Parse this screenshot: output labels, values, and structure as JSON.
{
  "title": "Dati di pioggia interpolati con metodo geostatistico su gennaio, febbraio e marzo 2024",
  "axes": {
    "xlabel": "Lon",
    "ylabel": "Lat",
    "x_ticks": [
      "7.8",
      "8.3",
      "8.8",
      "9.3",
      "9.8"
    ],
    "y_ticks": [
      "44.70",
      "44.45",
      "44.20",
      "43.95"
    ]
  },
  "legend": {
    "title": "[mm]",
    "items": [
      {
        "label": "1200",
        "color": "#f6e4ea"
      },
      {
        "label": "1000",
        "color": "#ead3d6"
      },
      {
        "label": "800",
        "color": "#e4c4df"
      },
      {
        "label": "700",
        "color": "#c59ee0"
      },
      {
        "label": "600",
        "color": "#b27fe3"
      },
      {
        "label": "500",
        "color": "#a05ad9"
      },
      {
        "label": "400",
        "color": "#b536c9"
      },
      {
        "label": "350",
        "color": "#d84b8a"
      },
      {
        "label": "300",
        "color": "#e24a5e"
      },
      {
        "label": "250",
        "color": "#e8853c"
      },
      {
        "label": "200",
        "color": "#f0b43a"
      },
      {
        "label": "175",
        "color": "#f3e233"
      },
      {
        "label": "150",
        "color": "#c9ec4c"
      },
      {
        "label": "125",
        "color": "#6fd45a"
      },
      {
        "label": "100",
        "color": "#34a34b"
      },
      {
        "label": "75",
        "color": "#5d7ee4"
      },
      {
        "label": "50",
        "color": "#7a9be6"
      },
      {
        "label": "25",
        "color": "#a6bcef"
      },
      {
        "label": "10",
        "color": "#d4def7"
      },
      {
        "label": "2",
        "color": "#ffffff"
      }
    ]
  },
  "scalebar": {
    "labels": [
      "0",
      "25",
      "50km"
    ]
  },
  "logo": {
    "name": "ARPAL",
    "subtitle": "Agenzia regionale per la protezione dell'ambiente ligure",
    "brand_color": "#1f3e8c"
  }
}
====================
• [To be done] Write down every line of the data above that includes the string "labels".

• [Solution for this exercise]
Parse this screenshot: output labels, values, and structure as JSON.
    "labels": [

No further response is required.